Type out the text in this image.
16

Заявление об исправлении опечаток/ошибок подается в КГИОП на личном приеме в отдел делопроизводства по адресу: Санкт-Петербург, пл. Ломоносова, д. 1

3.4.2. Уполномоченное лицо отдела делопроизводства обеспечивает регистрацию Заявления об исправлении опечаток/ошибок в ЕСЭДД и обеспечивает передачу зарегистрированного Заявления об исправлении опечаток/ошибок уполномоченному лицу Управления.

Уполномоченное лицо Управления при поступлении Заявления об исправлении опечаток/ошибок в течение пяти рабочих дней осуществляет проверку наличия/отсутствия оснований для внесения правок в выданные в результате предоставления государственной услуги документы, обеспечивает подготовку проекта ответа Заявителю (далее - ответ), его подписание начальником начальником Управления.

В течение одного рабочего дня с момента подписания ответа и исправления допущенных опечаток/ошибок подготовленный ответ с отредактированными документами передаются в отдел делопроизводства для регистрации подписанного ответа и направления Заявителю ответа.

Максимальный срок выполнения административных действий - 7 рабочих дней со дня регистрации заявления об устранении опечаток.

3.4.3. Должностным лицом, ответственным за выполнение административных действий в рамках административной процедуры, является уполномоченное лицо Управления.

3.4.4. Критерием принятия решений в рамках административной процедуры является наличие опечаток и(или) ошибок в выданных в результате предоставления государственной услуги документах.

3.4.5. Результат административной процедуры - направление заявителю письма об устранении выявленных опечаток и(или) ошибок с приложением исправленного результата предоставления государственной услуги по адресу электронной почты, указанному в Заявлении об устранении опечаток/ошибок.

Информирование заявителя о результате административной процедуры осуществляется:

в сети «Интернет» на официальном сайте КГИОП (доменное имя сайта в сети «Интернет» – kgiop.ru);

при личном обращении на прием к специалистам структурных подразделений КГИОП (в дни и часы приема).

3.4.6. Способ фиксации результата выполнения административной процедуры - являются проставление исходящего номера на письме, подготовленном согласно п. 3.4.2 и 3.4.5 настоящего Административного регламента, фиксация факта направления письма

▬▬▬▬▬▬

_The exercise_
In full and verbatim, repeat the records given above.

_Task answer_
Type out the text in this image.
16

Заявление об исправлении опечаток/ошибок подается в КГИОП на личном приеме в отдел делопроизводства по адресу: Санкт-Петербург, пл. Ломоносова, д. 1

3.4.2. Уполномоченное лицо отдела делопроизводства обеспечивает регистрацию Заявления об исправлении опечаток/ошибок в ЕСЭДД и обеспечивает передачу зарегистрированного Заявления об исправлении опечаток/ошибок уполномоченному лицу Управления.

Уполномоченное лицо Управления при поступлении Заявления об исправлении опечаток/ошибок в течение пяти рабочих дней осуществляет проверку наличия/отсутствия оснований для внесения правок в выданные в результате предоставления государственной услуги документы, обеспечивает подготовку проекта ответа Заявителю (далее - ответ), его подписание начальником начальником Управления.

В течение одного рабочего дня с момента подписания ответа и исправления допущенных опечаток/ошибок подготовленный ответ с отредактированными документами передаются в отдел делопроизводства для регистрации подписанного ответа и направления Заявителю ответа.

Максимальный срок выполнения административных действий - 7 рабочих дней со дня регистрации заявления об устранении опечаток.

3.4.3. Должностным лицом, ответственным за выполнение административных действий в рамках административной процедуры, является уполномоченное лицо Управления.

3.4.4. Критерием принятия решений в рамках административной процедуры является наличие опечаток и(или) ошибок в выданных в результате предоставления государственной услуги документах.

3.4.5. Результат административной процедуры - направление заявителю письма об устранении выявленных опечаток и(или) ошибок с приложением исправленного результата предоставления государственной услуги по адресу электронной почты, указанному в Заявлении об устранении опечаток/ошибок.

Информирование заявителя о результате административной процедуры осуществляется:

в сети «Интернет» на официальном сайте КГИОП (доменное имя сайта в сети «Интернет» – kgiop.ru);

при личном обращении на прием к специалистам структурных подразделений КГИОП (в дни и часы приема).

3.4.6. Способ фиксации результата выполнения административной процедуры - являются проставление исходящего номера на письме, подготовленном согласно п. 3.4.2 и 3.4.5 настоящего Административного регламента, фиксация факта направления письма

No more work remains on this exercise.